_TO DO_
Look at each line of the records and count those with "temp" in them. Please answer with the count alone.

_Extracted records_
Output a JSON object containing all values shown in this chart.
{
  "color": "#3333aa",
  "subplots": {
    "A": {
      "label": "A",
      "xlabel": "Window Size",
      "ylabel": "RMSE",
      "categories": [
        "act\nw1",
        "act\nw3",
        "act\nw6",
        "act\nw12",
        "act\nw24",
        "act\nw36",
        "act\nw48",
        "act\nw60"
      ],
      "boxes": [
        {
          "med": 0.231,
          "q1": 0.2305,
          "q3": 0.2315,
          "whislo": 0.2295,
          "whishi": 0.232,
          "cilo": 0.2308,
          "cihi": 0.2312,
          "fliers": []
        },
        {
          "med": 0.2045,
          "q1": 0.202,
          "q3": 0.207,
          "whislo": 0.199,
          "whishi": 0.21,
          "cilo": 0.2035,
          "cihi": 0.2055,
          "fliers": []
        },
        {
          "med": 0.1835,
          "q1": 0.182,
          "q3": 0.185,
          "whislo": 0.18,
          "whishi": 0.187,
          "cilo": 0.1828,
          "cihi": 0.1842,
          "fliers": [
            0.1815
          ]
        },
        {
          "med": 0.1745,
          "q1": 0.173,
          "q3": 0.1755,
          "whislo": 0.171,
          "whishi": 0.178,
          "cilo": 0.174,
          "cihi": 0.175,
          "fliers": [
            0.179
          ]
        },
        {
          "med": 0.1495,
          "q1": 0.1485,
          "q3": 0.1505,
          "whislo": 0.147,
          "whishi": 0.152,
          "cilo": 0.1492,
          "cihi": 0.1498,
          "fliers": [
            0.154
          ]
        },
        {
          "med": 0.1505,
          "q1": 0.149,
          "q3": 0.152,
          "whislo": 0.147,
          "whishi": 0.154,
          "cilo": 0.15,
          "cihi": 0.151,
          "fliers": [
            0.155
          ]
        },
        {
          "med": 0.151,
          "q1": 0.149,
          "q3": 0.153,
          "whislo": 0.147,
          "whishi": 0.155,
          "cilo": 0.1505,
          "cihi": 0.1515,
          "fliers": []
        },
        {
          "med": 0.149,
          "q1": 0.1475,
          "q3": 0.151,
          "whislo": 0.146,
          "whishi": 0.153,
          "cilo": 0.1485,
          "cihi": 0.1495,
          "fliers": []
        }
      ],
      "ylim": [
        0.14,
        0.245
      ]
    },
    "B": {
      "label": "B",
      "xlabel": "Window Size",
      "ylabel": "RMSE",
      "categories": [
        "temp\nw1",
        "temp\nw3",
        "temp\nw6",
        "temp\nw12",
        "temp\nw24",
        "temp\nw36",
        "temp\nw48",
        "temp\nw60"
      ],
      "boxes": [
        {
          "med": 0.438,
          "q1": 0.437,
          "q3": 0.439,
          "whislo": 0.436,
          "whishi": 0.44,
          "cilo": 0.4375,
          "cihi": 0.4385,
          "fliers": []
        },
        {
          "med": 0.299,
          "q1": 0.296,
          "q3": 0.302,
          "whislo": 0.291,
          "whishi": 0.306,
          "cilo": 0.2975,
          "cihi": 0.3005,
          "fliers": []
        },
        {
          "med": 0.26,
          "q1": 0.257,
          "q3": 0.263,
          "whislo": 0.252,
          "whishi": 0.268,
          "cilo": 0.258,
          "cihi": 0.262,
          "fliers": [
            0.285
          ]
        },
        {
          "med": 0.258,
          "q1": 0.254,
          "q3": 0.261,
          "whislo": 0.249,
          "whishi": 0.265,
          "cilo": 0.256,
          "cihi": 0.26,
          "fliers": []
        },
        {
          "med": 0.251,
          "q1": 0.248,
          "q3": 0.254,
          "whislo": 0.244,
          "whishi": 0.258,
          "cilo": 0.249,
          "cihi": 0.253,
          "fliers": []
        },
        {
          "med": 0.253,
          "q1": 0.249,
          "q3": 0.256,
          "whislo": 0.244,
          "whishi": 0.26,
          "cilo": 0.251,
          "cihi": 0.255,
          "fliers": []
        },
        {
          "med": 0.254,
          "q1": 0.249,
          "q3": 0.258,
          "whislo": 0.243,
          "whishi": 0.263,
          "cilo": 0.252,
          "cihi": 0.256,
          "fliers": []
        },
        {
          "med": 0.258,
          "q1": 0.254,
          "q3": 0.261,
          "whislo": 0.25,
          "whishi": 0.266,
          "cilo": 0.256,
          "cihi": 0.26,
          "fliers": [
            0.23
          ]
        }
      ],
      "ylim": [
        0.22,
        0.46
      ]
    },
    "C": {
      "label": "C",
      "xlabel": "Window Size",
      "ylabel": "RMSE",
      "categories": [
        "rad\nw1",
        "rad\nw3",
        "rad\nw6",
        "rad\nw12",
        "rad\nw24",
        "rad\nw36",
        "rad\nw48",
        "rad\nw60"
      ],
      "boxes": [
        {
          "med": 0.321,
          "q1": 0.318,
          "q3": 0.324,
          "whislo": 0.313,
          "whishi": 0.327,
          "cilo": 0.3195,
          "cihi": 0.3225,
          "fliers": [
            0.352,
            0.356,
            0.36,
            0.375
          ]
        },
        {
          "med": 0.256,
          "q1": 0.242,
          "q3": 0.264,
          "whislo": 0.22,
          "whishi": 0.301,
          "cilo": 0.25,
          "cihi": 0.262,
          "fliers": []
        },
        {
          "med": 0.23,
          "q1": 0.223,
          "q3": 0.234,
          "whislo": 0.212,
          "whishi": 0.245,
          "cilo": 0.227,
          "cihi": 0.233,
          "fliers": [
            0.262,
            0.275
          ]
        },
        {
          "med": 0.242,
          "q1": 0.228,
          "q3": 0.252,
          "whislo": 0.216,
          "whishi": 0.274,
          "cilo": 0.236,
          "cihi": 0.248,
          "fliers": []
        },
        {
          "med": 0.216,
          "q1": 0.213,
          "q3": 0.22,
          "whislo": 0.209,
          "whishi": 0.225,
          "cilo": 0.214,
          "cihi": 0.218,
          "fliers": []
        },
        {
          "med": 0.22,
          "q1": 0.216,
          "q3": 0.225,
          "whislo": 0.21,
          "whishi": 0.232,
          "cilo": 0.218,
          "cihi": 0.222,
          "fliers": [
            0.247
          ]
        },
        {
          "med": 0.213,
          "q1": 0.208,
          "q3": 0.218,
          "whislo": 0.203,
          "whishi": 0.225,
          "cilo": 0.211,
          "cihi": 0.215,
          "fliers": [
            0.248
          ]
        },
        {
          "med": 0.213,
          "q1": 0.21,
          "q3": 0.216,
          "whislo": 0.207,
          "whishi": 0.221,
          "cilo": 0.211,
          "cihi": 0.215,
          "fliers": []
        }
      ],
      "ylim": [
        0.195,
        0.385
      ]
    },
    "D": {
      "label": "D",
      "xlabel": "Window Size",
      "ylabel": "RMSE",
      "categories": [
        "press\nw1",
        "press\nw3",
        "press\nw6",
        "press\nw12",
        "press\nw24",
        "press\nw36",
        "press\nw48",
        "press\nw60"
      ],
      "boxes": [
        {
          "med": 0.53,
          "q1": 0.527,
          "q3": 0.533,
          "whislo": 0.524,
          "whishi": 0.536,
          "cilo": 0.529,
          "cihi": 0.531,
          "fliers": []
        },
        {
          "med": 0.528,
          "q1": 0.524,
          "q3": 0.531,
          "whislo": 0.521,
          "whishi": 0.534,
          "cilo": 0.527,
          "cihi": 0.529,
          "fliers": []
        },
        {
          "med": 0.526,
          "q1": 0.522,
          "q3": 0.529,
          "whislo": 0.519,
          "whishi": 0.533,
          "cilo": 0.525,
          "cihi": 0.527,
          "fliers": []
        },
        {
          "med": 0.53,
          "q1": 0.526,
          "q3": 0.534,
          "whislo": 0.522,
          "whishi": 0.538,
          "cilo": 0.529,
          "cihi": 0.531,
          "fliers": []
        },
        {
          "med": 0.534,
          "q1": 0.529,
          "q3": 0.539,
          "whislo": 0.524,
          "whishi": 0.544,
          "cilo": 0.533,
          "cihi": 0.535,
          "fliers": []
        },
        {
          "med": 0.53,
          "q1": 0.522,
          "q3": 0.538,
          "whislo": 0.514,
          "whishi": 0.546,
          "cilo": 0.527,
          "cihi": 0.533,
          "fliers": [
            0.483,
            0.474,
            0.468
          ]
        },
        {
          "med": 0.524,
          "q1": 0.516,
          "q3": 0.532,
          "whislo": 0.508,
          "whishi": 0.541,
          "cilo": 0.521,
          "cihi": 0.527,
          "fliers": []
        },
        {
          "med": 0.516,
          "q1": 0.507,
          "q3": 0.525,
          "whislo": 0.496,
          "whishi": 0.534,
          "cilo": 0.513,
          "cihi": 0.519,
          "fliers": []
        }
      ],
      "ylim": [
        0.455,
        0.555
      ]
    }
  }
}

_FINISHED TASK_
8